▶ [INSTRUCTIONS FOR THE TASK]: Every line below that contains "یتیم" is to be copied.

===

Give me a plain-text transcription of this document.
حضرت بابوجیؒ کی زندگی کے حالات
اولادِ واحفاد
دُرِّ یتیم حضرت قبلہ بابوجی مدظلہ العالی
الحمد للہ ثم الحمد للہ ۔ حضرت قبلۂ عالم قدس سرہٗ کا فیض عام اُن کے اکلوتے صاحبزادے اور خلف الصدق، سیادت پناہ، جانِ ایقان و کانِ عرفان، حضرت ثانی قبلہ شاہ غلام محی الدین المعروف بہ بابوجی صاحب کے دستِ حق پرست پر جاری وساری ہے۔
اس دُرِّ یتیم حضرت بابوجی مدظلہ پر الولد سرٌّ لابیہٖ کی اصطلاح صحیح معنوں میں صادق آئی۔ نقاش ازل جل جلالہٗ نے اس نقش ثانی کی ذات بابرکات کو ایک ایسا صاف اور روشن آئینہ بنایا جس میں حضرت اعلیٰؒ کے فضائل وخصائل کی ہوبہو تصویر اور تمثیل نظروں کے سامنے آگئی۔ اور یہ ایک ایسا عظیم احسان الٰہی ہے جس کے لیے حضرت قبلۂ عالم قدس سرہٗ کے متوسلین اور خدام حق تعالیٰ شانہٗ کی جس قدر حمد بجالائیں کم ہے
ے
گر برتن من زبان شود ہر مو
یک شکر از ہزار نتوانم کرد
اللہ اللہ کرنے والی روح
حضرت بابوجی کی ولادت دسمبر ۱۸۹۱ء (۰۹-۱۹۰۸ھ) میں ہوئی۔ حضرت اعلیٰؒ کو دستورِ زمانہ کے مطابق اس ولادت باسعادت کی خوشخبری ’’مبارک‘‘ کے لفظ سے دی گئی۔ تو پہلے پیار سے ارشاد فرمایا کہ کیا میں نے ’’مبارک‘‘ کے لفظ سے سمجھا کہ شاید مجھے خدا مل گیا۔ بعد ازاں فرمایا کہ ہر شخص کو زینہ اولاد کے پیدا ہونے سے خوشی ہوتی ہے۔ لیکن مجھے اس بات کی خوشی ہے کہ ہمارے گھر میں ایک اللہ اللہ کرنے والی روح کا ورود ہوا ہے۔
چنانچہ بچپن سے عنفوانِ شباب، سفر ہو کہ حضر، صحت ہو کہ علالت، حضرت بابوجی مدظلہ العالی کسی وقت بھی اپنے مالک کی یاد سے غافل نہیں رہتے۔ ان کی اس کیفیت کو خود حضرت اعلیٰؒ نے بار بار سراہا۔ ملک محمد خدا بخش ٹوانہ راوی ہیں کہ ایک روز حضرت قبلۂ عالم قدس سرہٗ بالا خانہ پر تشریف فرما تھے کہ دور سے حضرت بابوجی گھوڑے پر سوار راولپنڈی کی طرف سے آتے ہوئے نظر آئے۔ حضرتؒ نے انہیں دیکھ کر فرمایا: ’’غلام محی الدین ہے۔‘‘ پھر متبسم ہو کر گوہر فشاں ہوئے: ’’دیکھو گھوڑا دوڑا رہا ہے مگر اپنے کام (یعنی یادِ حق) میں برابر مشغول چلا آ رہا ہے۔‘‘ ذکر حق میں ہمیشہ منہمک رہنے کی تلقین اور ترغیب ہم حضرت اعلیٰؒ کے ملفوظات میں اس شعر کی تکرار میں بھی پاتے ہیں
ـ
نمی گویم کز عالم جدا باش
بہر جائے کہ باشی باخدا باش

===

▶ [WRITTEN SOLUTION]:
دُرِّ یتیم حضرت قبلہ بابوجی مدظلہ العالی
اس دُرِّ یتیم حضرت بابوجی مدظلہ پر الولد سرٌّ لابیہٖ کی اصطلاح صحیح معنوں میں صادق آئی۔ نقاش ازل جل جلالہٗ نے اس نقش ثانی کی ذات بابرکات کو ایک ایسا صاف اور روشن آئینہ بنایا جس میں حضرت اعلیٰؒ کے فضائل وخصائل کی ہوبہو تصویر اور تمثیل نظروں کے سامنے آگئی۔ اور یہ ایک ایسا عظیم احسان الٰہی ہے جس کے لیے حضرت قبلۂ عالم قدس سرہٗ کے متوسلین اور خدام حق تعالیٰ شانہٗ کی جس قدر حمد بجالائیں کم ہے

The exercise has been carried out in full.